• **What this task involves**: Say how many lines contain "Entry", using only the number.

• **Listed entries**:
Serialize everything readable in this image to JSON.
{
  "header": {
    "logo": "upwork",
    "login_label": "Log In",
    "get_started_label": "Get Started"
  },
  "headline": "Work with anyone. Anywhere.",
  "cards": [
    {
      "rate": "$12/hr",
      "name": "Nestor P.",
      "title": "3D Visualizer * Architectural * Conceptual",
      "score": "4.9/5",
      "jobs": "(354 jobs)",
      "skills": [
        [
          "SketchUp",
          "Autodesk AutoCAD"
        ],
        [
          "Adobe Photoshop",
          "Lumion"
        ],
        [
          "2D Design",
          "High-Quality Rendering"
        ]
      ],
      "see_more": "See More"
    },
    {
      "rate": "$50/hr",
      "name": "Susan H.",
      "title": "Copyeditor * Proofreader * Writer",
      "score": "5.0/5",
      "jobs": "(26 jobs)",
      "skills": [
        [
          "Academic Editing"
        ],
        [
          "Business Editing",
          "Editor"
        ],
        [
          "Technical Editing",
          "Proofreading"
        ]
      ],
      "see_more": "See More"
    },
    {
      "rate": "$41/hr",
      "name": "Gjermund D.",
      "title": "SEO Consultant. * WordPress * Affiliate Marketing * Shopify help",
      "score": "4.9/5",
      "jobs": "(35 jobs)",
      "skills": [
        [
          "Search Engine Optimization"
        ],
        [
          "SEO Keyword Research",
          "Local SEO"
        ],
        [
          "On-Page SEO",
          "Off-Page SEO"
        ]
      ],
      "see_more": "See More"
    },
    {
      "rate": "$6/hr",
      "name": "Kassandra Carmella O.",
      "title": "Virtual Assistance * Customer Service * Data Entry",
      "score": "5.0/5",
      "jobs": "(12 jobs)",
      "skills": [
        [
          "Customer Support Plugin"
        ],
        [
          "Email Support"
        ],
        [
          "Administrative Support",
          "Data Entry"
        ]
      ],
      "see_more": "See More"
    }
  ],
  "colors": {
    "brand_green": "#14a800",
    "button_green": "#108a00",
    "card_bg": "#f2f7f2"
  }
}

• **Finished task**: 2